## BUT DE L'EXERCICE
Répondez brièvement à ces questions à partir de l'entretien avec Mohamed Abozekry.
1. De quel instrument joue son frère Abdallah ?
2. À quel âge a-t-il commencé à suivre des cours privés ?
3. Dans quelle ville a-t-il été consacré meilleur joueur en 2009 ?

Mohamed Abozekry : « Etre déraciné m’inspire »

 Mohamed Abozekry : « Etre déraciné m’inspire »

Crédit photo : Jean-Louis Fernandez


Né au Caire, cet oudiste s’est affranchi du statut de virtuose. Partagé entre la France et l’Egypte, il expérimente des modes de jeu peu conventionnels. Avec son frère au saz et un batteur, son nouvel album, aux couleurs jazz, rock, orientales, groove sacrément. 


Pourquoi avez-vous créé une nouvelle formation pour cet album ?


Ma démarche est de ne jamais rester sur mes acquis. Travailler avec des artistes différents m’inspire. C’est riche. Ici, il s’agit de la première collaboration professionnelle avec mon frère Abdallah, joueur de saz (un luth du Moyen-Orient, ndlr). On a tout co-composé. Et l’aspect très important du disque, c’est l’approche de nos instruments respectifs : on expérimente de multiples modes de jeu, et ça amène une couleur unique. Que ce soit avec ma technique de “slapping”, où mon oud prend la place d’une basse. Ou quand le saz sonne à la manière d’un ukulélé et se mue en instrument d’harmonie. On a choisi la batterie comme troisième élément rythmique et non pas des percussions orientales. Il y a un côté rock, un peu jazzy aussi, c’est de l’“oriental groove”.


Enfant, qu’est-ce qui vous a donné envie d’apprendre à jouer de l’oud ?


Tous les vendredis soir, on se réunissait en famille chez mon grand-père. Mon oncle jouait des chansons des années 1960 à l’oud. Ça m’a donné envie. J’ai suivi des cours privés dès l’âge de 9 ans. Puis j’ai eu la chance d’être pris en main par Naseer Shamma, un maître oudiste irakien. Il a fondé au Caire la Maison du luth arabe, où j’ai étudié ; une école parmi les plus connues au Moyen-Orient. J’ai commencé à tourner avec lui à 13 ans. Je revenais de tournée avec un salaire, alors j’achetais à l’aéroport plein de bonbons et de chocolats pour les frangins ! (rires)


A 15 ans, vous étiez le plus jeune professeur d’oud du monde arabe. Et en 2009, vous avez été consacré meilleur joueur à Damas en Syrie, lors d’un concours international. Comment êtes-vous parvenu à ne pas rester prisonnier de ce statut de jeune prodige ?

## CONTENU DES DONNÉES
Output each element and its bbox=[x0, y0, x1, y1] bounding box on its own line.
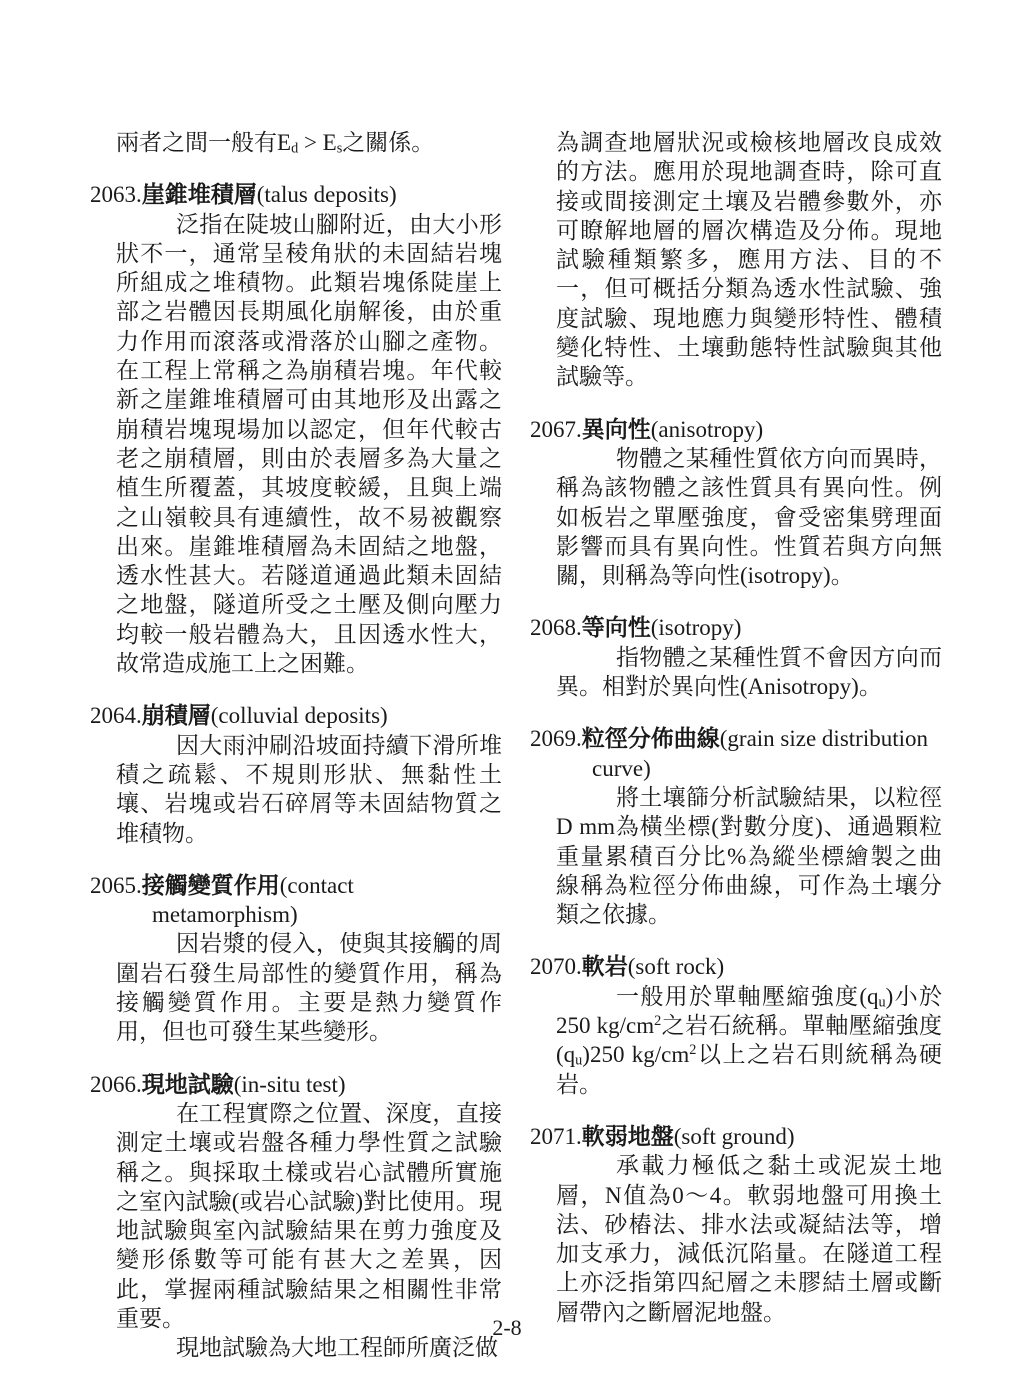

## RÉPONSE FINALE
1. Du saz.
2. À 9 ans.
3. À Damas, en Syrie.